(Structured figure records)

# # # # #

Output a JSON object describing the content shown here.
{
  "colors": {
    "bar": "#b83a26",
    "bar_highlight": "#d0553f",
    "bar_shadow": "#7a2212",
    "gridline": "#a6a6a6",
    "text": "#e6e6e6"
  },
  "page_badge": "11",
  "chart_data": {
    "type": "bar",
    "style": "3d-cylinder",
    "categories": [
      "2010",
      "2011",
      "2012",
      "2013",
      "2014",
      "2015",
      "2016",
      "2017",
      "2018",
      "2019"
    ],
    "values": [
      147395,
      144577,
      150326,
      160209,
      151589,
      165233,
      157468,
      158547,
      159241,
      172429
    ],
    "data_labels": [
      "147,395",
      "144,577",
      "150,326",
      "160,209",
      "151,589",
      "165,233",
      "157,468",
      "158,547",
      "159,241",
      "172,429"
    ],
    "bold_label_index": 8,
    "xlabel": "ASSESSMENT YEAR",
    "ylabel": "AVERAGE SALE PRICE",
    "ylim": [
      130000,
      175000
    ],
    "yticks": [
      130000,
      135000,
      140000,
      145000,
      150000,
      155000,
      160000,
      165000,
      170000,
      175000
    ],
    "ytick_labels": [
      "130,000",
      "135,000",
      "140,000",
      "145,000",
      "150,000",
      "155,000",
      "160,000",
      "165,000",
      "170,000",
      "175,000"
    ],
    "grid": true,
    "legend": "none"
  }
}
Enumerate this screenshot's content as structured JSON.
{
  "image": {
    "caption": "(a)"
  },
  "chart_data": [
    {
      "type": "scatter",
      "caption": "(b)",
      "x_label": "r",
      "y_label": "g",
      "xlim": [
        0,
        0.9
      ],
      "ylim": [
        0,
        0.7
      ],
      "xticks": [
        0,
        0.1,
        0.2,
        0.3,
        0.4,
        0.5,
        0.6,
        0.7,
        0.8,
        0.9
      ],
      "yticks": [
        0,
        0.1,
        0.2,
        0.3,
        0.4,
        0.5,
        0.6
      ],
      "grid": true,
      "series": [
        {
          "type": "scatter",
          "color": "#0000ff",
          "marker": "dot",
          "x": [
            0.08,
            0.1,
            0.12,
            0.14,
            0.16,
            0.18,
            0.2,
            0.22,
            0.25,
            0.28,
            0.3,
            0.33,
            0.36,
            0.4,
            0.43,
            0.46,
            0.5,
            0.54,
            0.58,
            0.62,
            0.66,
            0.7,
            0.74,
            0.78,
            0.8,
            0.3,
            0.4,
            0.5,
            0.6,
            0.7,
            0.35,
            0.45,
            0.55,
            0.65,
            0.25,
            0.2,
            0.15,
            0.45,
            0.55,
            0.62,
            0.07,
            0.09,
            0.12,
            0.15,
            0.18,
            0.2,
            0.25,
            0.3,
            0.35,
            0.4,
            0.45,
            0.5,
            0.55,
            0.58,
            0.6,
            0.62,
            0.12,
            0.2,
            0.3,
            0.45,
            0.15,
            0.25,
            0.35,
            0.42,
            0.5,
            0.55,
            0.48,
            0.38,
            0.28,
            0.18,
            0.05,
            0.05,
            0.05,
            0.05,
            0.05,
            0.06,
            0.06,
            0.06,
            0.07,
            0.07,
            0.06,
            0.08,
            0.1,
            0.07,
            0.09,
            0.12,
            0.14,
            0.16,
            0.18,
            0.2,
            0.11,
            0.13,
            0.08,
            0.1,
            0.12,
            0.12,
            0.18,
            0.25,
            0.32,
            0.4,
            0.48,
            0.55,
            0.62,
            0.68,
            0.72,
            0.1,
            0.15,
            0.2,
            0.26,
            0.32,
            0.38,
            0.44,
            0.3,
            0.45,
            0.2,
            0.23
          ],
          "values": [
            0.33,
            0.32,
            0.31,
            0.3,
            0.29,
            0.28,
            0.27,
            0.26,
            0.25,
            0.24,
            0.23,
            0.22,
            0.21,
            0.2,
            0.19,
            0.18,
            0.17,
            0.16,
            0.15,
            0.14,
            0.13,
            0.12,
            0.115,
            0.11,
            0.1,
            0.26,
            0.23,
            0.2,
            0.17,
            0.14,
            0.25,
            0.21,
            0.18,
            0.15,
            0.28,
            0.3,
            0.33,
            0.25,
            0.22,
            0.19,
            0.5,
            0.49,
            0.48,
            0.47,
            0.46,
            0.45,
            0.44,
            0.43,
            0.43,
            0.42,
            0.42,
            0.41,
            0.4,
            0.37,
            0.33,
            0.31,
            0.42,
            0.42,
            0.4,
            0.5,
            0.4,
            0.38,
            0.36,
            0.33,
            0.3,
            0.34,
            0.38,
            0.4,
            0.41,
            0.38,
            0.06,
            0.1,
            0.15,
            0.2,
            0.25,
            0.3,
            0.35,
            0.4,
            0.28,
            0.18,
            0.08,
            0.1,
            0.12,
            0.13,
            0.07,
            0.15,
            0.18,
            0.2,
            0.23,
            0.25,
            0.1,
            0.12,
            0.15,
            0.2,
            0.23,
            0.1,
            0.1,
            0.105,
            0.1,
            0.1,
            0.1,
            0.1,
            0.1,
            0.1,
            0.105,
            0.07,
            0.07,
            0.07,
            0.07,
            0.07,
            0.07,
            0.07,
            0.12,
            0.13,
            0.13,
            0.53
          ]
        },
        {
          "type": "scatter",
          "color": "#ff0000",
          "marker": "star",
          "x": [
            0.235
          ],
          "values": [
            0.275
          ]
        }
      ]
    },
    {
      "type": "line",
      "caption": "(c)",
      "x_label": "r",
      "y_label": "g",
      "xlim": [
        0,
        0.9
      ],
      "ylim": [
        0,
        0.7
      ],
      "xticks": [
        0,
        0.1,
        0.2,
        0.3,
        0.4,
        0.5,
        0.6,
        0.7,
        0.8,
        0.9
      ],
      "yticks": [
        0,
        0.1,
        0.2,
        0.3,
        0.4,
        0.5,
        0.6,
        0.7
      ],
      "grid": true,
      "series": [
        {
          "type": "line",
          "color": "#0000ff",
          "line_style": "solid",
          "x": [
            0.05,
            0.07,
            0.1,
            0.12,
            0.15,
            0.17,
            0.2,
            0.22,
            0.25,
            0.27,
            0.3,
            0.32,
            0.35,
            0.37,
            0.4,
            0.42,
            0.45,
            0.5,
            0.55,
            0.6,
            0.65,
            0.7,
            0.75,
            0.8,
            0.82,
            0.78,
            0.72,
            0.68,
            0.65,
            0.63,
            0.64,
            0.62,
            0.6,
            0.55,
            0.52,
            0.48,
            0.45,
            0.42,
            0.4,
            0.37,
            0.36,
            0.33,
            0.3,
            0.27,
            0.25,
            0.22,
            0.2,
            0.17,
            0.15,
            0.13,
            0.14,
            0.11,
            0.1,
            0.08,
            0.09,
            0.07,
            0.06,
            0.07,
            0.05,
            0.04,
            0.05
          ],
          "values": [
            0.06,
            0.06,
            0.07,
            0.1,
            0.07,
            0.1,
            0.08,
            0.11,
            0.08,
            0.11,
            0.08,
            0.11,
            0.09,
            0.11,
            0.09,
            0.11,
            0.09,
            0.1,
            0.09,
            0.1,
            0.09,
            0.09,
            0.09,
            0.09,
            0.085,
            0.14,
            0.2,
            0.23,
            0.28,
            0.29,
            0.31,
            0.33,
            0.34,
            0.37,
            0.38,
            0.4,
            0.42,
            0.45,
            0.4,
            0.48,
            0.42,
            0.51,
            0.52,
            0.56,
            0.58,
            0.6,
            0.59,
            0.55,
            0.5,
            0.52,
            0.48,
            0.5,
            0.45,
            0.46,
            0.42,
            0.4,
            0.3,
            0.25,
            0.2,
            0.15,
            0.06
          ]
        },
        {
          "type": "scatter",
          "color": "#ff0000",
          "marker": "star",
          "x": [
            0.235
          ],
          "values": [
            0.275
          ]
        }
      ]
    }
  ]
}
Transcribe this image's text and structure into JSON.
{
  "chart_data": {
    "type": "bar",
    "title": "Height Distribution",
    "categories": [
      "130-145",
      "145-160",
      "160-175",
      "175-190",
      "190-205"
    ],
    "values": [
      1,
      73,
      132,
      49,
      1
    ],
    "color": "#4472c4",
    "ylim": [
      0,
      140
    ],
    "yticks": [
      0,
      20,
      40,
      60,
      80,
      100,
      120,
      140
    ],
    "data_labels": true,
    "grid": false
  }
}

# # # # #

What is needed -
From the entries above, copy every line where the word "image" shows up.

Exercise answer -
  "image": {
Transcribe this image's text and structure into JSON.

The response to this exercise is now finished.